■ **What you are asked to do**:
Identify all lines in the data containing the string "name". Copy them out.

■ **Information supplied**:

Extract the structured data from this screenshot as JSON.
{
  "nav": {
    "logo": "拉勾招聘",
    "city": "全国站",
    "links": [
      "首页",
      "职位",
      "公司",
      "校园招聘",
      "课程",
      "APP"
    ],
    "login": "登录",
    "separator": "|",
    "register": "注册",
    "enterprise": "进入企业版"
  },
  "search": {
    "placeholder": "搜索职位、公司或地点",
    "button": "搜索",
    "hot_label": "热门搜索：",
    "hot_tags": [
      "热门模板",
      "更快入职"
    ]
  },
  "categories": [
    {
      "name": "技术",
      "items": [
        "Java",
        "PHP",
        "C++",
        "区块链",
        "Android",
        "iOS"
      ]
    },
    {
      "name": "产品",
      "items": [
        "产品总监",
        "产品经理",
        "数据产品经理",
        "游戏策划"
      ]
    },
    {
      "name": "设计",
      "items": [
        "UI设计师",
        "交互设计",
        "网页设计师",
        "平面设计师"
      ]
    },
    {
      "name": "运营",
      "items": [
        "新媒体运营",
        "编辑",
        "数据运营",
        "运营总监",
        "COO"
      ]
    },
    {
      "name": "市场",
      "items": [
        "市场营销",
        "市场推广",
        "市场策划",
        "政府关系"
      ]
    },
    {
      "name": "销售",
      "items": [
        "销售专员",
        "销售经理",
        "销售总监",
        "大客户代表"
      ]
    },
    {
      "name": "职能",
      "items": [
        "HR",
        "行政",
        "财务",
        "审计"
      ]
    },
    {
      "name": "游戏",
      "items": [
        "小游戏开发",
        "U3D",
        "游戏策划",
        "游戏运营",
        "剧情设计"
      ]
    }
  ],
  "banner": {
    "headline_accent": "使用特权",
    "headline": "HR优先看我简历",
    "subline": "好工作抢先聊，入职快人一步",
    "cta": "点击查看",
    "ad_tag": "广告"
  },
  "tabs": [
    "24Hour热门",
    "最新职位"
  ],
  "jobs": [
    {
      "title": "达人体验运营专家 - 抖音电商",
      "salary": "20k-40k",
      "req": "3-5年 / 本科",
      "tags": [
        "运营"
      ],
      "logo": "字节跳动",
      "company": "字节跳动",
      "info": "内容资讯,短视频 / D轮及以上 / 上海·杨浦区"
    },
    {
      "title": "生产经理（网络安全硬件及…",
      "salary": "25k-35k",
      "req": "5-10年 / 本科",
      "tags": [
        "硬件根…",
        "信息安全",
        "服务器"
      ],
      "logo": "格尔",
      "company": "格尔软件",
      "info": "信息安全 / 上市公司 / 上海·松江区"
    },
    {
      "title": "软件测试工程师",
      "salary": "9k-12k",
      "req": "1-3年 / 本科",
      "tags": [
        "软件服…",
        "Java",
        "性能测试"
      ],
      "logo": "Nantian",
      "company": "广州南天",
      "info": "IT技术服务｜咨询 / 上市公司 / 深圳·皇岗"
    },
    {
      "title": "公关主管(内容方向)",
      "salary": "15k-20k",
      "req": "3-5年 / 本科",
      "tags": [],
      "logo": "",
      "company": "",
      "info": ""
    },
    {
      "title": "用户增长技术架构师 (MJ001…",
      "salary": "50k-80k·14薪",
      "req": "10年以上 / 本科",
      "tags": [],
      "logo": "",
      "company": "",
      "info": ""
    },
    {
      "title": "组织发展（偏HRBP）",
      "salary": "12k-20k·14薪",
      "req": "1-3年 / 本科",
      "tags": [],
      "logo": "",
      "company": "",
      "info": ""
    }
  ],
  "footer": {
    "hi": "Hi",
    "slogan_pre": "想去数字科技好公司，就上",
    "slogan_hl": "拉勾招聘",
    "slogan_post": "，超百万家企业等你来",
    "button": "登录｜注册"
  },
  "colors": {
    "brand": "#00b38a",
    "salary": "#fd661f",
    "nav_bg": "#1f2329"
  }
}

■ **Worked answer**:
      "name": "技术",
      "name": "产品",
      "name": "设计",
      "name": "运营",
      "name": "市场",
      "name": "销售",
      "name": "职能",
      "name": "游戏",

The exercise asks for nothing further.